## Stated problem:
Go through the records and extract every line with the word "элемента".

## Data shown:
* * *

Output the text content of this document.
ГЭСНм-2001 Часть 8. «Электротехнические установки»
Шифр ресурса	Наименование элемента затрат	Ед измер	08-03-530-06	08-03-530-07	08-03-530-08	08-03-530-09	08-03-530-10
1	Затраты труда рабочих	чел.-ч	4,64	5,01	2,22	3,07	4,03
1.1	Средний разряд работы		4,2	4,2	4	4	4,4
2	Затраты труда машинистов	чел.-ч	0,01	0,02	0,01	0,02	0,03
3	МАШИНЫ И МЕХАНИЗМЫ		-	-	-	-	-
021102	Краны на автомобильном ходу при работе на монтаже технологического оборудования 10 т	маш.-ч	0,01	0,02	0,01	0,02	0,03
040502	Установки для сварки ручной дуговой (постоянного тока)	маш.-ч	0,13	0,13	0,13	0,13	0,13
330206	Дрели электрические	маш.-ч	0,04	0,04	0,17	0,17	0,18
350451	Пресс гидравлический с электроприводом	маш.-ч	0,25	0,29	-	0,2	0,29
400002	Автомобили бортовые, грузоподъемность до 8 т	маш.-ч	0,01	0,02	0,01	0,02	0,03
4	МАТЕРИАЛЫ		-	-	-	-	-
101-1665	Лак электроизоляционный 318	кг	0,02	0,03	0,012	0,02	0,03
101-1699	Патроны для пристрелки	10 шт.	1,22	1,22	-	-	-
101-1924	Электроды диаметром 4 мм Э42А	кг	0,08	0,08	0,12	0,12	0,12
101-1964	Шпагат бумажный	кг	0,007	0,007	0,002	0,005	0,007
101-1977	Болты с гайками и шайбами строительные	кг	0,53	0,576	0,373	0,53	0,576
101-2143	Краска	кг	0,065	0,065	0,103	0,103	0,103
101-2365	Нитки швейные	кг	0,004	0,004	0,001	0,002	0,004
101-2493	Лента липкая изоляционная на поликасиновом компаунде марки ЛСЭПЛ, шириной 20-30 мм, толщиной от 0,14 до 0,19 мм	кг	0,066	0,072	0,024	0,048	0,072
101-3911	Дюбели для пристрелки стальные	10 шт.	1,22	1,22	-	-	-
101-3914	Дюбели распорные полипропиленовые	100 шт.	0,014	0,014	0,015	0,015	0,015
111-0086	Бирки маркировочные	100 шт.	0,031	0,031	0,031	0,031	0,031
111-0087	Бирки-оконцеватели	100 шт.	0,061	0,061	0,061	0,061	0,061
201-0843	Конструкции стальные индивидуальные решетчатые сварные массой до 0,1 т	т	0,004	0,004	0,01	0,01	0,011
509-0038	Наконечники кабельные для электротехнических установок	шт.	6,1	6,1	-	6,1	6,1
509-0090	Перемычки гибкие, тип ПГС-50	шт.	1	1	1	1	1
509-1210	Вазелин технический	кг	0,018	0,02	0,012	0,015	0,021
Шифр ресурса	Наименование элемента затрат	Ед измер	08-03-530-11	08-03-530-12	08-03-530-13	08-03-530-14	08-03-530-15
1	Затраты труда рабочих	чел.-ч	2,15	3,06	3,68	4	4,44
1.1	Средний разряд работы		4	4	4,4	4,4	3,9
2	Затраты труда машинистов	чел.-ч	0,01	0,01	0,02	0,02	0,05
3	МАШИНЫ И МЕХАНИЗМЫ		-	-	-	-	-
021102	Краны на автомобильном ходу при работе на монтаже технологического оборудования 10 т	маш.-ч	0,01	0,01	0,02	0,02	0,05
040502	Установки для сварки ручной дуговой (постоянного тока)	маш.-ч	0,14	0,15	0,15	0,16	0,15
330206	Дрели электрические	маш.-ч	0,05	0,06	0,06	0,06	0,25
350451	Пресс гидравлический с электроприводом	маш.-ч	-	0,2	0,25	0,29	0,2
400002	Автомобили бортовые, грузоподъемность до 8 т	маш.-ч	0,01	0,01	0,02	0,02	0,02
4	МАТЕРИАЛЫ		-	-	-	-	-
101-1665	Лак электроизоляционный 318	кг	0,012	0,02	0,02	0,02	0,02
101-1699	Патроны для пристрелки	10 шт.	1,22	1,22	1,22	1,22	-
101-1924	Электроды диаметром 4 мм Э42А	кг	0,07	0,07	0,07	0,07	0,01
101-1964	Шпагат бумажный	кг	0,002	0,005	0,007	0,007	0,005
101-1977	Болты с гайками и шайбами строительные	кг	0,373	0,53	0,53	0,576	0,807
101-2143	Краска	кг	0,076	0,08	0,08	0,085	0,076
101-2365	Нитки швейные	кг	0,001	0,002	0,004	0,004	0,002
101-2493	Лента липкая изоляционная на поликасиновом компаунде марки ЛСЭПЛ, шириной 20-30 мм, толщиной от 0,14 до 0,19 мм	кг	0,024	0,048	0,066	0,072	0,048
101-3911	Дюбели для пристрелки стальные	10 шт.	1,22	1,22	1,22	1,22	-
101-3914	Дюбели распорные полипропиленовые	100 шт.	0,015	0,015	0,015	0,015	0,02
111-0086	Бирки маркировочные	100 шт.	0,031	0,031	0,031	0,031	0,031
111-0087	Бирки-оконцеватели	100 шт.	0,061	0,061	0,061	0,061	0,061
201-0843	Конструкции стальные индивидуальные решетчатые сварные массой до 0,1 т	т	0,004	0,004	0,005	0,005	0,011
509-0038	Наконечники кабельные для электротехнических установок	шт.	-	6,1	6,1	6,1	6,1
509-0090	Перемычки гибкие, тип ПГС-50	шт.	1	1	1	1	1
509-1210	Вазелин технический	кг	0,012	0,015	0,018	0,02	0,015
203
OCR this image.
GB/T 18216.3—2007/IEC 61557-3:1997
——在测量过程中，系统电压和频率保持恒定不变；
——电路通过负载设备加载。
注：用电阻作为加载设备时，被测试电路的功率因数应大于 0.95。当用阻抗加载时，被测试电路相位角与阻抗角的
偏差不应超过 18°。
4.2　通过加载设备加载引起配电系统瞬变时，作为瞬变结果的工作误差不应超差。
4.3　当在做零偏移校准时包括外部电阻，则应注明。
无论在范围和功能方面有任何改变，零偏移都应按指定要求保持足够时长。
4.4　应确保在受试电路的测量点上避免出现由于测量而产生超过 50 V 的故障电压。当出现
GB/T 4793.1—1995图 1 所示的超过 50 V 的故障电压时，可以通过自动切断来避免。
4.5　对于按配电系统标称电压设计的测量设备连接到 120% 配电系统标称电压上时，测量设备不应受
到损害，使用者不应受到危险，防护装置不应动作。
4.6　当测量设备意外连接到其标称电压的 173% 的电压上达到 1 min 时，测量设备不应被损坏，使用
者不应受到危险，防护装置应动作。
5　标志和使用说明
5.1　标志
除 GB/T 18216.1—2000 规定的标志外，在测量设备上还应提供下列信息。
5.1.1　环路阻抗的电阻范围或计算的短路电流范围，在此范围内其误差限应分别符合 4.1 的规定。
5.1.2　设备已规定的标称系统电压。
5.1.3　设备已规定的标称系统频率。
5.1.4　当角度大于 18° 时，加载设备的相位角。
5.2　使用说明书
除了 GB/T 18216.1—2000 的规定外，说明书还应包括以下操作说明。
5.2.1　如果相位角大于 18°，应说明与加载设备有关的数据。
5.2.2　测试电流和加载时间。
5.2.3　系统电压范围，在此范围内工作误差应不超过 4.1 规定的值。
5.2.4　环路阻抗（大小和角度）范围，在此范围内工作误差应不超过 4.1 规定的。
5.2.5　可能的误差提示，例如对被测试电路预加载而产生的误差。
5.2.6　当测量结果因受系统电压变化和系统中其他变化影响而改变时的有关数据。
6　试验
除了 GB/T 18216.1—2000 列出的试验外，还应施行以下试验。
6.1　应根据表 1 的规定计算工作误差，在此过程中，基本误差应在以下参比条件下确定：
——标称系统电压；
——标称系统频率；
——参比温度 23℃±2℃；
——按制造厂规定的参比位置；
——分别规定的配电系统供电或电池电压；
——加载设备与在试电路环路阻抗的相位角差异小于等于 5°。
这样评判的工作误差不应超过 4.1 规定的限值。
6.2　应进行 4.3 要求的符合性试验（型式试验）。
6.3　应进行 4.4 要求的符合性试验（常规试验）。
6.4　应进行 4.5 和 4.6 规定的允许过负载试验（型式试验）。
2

* * *

## Full output:
Шифр ресурса	Наименование элемента затрат	Ед измер	08-03-530-06	08-03-530-07	08-03-530-08	08-03-530-09	08-03-530-10
Шифр ресурса	Наименование элемента затрат	Ед измер	08-03-530-11	08-03-530-12	08-03-530-13	08-03-530-14	08-03-530-15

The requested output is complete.